Brief: Send each entry back exactly as given, pictures excluded.

-- Begin Material --

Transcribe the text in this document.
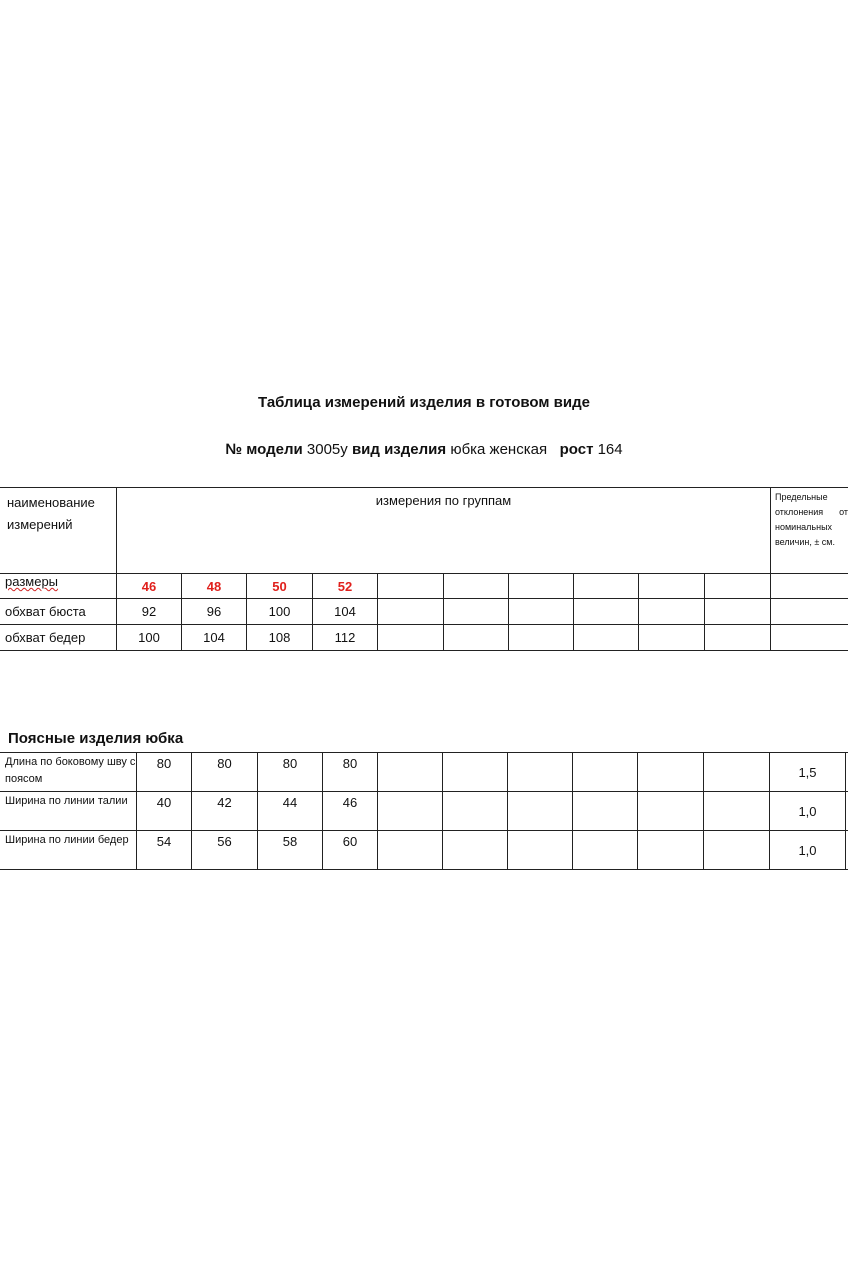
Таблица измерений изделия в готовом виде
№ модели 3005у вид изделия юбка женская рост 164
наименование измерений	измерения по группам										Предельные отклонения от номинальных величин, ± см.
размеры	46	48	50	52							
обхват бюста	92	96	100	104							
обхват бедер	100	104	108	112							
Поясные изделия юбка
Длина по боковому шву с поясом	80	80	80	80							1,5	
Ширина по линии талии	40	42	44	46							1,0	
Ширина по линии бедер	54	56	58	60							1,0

-- End Material --

Solution for this task:
Transcribe the text in this document.
Таблица измерений изделия в готовом виде
№ модели 3005у вид изделия юбка женская рост 164
наименование измерений	измерения по группам										Предельные отклонения от номинальных величин, ± см.
размеры	46	48	50	52							
обхват бюста	92	96	100	104							
обхват бедер	100	104	108	112							
Поясные изделия юбка
Длина по боковому шву с поясом	80	80	80	80							1,5	
Ширина по линии талии	40	42	44	46							1,0	
Ширина по линии бедер	54	56	58	60							1,0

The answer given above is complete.